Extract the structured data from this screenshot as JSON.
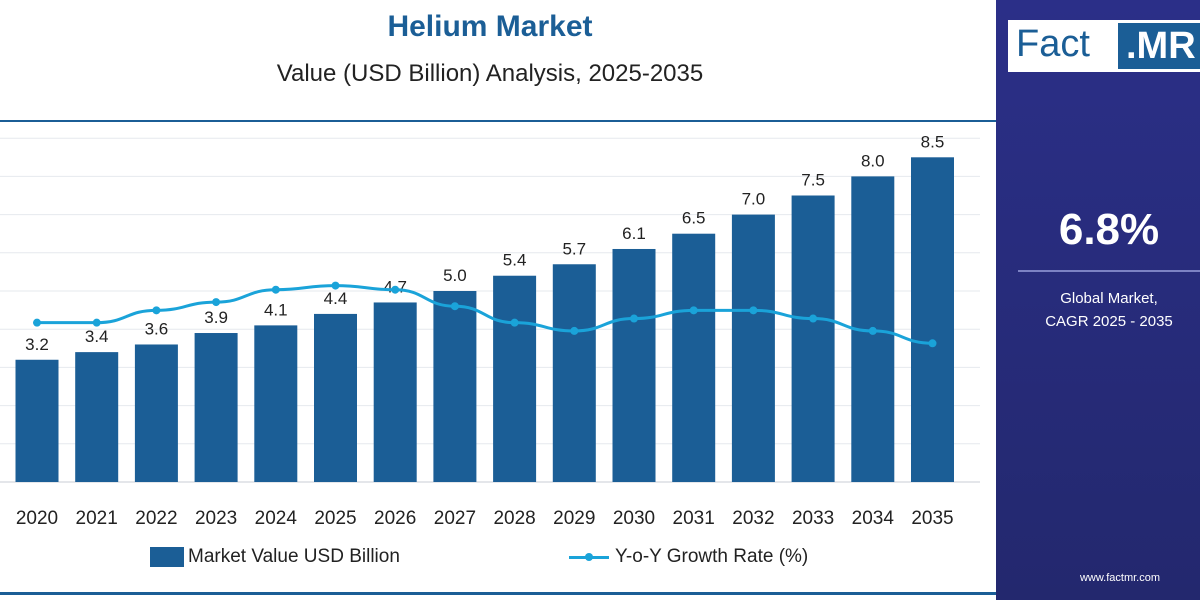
{
  "header": {
    "title": "Helium Market",
    "subtitle": "Value (USD Billion) Analysis, 2025-2035"
  },
  "sidebar": {
    "logo_part1": "Fact",
    "logo_part2": ".MR",
    "cagr_value": "6.8%",
    "cagr_label_line1": "Global Market,",
    "cagr_label_line2": "CAGR 2025 - 2035",
    "website": "www.factmr.com"
  },
  "colors": {
    "bar": "#1b5e96",
    "line": "#1aa3d9",
    "sidebar_bg": "#2b2f88"
  },
  "legend": {
    "bar_label": "Market Value USD Billion",
    "line_label": "Y-o-Y Growth Rate (%)"
  },
  "chart_data": {
    "type": "bar",
    "categories": [
      "2020",
      "2021",
      "2022",
      "2023",
      "2024",
      "2025",
      "2026",
      "2027",
      "2028",
      "2029",
      "2030",
      "2031",
      "2032",
      "2033",
      "2034",
      "2035"
    ],
    "series": [
      {
        "name": "Market Value USD Billion",
        "type": "bar",
        "values": [
          3.2,
          3.4,
          3.6,
          3.9,
          4.1,
          4.4,
          4.7,
          5.0,
          5.4,
          5.7,
          6.1,
          6.5,
          7.0,
          7.5,
          8.0,
          8.5
        ],
        "labels": [
          "3.2",
          "3.4",
          "3.6",
          "3.9",
          "4.1",
          "4.4",
          "4.7",
          "5.0",
          "5.4",
          "5.7",
          "6.1",
          "6.5",
          "7.0",
          "7.5",
          "8.0",
          "8.5"
        ]
      },
      {
        "name": "Y-o-Y Growth Rate (%)",
        "type": "line",
        "values": [
          6.6,
          6.6,
          6.9,
          7.1,
          7.4,
          7.5,
          7.4,
          7.0,
          6.6,
          6.4,
          6.7,
          6.9,
          6.9,
          6.7,
          6.4,
          6.1
        ]
      }
    ],
    "ylim": [
      0,
      9
    ],
    "grid": true,
    "legend_position": "bottom"
  }
}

※ ※ ※

Exercise aim> Using the data above, copy each line that contains "name".

Problem solution>
        "name": "Market Value USD Billion",
        "name": "Y-o-Y Growth Rate (%)",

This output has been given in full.